:: WHAT IS EXPECTED ::
Look through the records below, count the lines with the word "author", and reply with only the number.

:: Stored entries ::

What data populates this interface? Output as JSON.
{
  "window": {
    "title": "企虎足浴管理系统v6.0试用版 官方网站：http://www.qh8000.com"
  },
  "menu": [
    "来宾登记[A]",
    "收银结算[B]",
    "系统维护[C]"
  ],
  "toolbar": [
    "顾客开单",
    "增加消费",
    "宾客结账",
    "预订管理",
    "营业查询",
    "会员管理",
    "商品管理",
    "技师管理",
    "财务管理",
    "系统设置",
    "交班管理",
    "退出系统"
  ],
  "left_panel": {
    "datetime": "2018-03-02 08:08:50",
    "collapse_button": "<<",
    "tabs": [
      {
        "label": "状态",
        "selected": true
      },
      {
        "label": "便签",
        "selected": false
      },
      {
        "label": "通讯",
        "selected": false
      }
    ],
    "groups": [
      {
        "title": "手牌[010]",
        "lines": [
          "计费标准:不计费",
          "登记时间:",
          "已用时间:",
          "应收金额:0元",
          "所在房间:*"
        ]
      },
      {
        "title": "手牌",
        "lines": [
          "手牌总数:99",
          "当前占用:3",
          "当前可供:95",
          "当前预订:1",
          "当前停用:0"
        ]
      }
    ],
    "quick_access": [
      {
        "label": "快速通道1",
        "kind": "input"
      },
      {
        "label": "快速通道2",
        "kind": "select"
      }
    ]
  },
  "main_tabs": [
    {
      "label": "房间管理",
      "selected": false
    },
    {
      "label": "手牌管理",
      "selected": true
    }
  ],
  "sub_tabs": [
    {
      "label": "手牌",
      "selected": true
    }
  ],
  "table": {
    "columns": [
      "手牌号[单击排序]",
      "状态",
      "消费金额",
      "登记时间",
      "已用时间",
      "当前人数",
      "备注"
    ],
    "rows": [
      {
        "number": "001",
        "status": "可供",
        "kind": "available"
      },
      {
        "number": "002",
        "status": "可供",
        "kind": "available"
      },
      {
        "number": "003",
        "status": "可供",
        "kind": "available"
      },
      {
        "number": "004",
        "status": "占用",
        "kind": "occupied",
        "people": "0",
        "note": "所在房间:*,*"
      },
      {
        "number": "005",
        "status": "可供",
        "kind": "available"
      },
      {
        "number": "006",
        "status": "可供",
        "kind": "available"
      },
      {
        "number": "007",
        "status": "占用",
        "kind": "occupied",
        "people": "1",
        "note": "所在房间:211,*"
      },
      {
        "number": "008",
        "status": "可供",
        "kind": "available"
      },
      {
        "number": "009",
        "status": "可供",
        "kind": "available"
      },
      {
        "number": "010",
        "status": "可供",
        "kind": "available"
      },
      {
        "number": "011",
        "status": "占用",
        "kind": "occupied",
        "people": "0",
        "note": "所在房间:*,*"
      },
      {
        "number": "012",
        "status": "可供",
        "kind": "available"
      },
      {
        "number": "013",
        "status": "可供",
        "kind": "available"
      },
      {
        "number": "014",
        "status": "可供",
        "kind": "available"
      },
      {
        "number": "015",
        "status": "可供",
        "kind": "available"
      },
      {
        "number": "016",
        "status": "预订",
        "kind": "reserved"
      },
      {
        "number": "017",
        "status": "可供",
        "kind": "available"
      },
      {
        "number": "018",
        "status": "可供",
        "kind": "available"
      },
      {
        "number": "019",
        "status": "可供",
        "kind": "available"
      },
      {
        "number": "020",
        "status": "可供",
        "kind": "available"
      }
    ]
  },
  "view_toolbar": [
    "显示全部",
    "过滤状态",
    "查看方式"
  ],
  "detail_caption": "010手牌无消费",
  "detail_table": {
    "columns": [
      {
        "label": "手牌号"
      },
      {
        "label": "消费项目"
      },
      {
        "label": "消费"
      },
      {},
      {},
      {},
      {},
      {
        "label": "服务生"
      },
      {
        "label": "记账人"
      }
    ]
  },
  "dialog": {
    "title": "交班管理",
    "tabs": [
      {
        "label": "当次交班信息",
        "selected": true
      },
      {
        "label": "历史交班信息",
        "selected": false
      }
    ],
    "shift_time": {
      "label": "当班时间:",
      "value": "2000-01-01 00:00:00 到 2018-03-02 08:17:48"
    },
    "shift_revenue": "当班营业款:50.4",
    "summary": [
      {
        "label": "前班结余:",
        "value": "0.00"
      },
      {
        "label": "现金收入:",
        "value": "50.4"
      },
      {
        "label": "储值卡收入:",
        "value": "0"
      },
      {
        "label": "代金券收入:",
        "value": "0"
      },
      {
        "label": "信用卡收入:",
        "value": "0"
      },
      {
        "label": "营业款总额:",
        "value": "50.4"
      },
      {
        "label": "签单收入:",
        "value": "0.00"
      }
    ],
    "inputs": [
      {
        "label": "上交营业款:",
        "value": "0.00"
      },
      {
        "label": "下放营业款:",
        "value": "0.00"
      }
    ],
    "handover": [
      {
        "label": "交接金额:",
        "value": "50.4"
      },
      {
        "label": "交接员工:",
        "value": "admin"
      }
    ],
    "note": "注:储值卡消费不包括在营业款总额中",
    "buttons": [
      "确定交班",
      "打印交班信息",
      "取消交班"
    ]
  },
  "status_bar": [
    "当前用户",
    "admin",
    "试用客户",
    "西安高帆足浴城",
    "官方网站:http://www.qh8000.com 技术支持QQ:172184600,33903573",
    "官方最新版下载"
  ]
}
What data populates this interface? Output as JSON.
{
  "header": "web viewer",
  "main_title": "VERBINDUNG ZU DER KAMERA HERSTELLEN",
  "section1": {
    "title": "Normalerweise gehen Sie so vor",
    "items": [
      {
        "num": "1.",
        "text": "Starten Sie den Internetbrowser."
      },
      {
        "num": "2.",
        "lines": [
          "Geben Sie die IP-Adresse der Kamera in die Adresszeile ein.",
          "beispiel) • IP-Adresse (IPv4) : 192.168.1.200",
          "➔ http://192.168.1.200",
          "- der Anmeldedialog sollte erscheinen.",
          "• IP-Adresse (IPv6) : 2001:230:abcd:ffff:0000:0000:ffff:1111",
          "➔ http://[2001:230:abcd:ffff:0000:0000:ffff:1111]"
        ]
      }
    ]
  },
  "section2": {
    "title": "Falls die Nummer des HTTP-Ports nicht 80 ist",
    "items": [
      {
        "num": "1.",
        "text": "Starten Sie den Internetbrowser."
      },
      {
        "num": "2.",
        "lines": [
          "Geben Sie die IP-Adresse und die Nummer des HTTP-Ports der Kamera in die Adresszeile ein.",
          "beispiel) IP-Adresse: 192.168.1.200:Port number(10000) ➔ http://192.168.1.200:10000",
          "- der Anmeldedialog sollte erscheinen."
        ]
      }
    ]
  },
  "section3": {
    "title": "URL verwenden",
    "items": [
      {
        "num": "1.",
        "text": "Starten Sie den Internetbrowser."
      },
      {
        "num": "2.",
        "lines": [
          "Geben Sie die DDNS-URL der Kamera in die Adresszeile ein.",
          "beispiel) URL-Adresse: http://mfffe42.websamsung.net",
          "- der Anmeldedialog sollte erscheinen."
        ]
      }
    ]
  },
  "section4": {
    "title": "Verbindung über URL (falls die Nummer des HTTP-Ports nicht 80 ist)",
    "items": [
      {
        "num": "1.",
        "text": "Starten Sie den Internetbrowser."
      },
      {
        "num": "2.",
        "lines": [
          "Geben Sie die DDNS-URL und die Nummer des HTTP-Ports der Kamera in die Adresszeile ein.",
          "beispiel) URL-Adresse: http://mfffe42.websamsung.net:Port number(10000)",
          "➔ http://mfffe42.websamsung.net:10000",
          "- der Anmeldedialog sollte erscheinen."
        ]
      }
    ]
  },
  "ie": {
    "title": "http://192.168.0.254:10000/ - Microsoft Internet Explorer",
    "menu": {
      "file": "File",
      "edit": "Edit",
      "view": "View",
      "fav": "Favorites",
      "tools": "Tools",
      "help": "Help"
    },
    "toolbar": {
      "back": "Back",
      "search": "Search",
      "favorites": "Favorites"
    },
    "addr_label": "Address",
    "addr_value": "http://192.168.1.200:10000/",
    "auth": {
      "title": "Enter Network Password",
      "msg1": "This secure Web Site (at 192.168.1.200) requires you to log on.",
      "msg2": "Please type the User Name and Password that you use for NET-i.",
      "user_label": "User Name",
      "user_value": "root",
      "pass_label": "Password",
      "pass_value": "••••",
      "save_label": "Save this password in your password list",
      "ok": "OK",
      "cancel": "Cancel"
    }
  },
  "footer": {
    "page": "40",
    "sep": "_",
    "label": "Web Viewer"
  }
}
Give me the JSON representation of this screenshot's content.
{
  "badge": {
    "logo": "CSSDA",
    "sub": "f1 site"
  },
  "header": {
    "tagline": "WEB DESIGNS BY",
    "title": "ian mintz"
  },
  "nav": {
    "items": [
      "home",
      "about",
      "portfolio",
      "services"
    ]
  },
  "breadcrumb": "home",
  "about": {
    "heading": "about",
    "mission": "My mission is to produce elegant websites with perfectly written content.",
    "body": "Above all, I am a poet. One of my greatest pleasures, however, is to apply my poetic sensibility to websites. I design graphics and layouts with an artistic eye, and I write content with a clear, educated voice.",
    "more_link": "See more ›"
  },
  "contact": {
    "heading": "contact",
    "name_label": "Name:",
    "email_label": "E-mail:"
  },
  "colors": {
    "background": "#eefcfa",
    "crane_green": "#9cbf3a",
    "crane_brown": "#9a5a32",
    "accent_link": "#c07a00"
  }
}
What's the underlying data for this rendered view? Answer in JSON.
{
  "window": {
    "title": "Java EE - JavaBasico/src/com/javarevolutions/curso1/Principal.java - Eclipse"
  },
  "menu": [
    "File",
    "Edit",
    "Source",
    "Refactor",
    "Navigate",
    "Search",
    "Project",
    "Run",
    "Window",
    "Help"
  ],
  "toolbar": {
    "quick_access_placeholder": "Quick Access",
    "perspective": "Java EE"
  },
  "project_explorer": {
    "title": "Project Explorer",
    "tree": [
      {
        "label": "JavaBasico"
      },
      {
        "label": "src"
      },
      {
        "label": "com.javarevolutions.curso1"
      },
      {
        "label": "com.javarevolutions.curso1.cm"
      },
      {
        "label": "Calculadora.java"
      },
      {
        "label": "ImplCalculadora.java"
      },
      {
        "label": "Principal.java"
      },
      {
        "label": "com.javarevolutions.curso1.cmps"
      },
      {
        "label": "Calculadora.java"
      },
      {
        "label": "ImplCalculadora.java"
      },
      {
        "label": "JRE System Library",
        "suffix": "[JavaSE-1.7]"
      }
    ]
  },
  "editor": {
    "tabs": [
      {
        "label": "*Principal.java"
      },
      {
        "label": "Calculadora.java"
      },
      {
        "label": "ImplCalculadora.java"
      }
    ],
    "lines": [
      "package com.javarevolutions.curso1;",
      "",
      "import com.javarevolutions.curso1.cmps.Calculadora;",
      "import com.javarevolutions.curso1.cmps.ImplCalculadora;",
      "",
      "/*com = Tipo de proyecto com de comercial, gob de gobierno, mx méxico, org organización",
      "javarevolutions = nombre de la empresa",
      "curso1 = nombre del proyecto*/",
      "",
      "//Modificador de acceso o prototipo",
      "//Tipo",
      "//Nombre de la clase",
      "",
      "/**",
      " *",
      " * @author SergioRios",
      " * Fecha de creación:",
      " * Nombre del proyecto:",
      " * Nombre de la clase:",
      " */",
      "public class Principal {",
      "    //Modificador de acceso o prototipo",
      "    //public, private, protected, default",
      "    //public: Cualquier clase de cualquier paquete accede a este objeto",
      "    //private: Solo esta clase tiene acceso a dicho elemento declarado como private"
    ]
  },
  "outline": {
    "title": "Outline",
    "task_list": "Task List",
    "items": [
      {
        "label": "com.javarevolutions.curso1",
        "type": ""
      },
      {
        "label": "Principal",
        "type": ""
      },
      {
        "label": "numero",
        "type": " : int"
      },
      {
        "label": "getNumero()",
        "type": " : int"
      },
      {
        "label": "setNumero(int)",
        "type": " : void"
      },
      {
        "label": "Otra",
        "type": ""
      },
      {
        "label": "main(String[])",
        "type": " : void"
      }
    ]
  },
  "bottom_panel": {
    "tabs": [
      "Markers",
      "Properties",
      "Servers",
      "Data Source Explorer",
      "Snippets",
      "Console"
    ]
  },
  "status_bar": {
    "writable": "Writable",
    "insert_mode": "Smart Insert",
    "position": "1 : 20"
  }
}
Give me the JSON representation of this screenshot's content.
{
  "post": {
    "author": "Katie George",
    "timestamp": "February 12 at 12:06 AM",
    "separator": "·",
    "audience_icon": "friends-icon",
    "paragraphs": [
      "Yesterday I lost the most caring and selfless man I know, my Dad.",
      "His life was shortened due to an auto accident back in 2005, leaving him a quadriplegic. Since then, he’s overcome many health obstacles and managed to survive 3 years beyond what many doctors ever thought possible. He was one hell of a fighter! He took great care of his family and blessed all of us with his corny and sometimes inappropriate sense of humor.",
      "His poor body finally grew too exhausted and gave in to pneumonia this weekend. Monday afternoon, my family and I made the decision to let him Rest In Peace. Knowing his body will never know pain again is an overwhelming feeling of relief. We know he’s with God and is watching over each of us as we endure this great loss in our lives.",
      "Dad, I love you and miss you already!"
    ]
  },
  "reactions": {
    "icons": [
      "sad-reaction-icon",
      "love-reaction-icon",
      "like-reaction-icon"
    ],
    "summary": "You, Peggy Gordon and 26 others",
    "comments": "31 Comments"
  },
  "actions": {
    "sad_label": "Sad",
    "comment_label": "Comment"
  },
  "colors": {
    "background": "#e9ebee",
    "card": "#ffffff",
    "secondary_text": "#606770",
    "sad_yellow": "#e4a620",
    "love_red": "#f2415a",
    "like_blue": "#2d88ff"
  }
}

:: FULL SOLUTION ::
2